*Problem statement*. Show each line of the data below that has the string "Parse" in it.

*Given data*.
####
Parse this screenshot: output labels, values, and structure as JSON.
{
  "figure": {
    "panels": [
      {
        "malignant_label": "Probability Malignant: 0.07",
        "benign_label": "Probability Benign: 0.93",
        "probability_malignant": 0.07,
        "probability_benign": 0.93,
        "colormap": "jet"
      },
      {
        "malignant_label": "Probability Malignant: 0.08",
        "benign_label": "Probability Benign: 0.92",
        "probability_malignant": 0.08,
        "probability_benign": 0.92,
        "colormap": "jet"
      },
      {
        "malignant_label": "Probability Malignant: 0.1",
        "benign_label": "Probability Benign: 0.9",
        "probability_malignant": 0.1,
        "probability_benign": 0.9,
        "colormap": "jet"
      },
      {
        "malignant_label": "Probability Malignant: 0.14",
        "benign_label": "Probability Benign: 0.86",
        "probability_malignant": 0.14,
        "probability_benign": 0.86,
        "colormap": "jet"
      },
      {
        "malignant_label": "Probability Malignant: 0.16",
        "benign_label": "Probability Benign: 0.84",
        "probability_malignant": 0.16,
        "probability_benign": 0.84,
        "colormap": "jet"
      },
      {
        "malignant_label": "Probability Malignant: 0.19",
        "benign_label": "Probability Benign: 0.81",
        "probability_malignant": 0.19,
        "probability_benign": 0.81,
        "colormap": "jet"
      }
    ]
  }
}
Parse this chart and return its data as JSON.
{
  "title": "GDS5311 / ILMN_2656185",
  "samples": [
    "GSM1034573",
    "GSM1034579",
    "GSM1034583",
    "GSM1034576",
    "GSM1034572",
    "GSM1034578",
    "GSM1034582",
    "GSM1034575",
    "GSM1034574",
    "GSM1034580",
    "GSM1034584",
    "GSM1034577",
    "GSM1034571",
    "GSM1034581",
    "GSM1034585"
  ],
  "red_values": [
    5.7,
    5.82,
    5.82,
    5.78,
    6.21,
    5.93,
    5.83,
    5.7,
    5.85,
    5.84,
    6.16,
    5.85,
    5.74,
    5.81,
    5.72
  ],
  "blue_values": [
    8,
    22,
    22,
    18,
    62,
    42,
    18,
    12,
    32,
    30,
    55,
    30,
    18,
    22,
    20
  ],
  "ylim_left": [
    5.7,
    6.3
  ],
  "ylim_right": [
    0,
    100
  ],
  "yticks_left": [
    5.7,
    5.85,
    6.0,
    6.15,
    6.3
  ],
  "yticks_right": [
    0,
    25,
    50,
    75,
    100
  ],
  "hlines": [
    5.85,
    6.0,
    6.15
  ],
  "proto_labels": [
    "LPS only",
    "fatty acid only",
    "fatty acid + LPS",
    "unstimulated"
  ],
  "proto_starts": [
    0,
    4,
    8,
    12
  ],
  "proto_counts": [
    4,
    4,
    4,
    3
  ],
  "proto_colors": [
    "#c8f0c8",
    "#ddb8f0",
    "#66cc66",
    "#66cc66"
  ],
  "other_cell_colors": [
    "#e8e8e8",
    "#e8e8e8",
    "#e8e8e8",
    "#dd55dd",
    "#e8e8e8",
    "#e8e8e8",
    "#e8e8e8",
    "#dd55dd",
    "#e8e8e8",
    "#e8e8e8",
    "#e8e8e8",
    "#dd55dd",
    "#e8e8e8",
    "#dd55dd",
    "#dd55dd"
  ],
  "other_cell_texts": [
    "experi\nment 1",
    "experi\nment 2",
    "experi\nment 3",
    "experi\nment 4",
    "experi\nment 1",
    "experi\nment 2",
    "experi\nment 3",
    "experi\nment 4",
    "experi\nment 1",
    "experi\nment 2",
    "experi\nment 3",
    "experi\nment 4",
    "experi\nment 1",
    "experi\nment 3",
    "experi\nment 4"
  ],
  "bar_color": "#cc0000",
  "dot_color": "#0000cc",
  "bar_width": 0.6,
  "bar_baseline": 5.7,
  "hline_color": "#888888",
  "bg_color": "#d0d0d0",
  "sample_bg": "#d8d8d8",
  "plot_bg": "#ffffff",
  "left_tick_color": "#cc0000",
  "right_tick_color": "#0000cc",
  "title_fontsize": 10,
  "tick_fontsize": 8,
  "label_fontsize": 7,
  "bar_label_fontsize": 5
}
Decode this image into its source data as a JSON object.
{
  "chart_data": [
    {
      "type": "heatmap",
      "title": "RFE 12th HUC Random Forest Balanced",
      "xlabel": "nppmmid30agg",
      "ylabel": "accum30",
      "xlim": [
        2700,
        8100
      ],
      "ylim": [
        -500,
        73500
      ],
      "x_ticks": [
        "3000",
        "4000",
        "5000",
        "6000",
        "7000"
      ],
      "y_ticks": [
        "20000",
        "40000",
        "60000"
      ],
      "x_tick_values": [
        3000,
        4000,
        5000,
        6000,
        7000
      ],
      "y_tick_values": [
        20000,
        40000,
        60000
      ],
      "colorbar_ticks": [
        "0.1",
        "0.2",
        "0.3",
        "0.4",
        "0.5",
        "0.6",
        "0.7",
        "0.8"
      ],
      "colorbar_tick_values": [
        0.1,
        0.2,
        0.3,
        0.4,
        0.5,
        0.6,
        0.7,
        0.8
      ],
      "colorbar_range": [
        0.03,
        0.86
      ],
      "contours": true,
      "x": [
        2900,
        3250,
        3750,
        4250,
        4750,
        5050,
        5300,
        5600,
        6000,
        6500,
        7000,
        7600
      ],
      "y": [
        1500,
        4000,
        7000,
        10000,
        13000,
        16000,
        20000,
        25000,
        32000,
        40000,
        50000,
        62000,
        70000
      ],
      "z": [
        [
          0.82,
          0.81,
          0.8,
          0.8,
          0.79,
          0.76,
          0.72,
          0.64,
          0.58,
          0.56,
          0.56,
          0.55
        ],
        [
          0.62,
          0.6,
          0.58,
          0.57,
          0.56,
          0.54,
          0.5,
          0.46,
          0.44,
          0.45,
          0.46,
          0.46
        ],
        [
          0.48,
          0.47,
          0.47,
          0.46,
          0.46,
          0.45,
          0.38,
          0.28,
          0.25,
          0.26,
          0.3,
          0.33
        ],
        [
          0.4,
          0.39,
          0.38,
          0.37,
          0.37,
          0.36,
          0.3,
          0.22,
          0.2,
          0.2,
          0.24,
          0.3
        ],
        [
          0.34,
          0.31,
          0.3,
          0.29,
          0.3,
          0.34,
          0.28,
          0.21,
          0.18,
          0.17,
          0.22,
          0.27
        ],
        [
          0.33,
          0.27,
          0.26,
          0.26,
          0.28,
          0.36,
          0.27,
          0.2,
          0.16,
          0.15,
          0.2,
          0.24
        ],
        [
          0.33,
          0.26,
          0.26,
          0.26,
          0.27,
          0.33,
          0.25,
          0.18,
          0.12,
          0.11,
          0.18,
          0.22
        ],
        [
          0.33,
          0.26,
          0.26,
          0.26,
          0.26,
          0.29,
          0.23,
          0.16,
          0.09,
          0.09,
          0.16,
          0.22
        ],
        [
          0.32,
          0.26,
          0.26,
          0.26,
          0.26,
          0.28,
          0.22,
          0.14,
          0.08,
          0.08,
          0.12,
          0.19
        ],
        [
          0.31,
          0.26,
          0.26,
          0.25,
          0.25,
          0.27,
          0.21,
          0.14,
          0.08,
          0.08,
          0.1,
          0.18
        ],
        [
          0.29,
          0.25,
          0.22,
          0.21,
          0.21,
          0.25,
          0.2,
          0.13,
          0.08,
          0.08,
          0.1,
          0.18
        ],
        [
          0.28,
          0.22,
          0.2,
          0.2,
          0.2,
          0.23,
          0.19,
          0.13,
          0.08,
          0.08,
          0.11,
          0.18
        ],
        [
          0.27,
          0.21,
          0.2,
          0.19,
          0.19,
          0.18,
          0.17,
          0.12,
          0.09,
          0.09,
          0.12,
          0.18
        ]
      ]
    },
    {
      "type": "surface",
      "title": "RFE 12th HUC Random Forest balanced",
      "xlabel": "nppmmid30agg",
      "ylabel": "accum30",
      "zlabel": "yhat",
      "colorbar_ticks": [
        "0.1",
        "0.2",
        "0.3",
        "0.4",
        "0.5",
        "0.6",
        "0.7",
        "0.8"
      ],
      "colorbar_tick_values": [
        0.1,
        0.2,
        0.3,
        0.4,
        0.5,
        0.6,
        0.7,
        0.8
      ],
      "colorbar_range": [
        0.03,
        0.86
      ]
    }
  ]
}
####
*Final result*.
Parse this screenshot: output labels, values, and structure as JSON.
Parse this chart and return its data as JSON.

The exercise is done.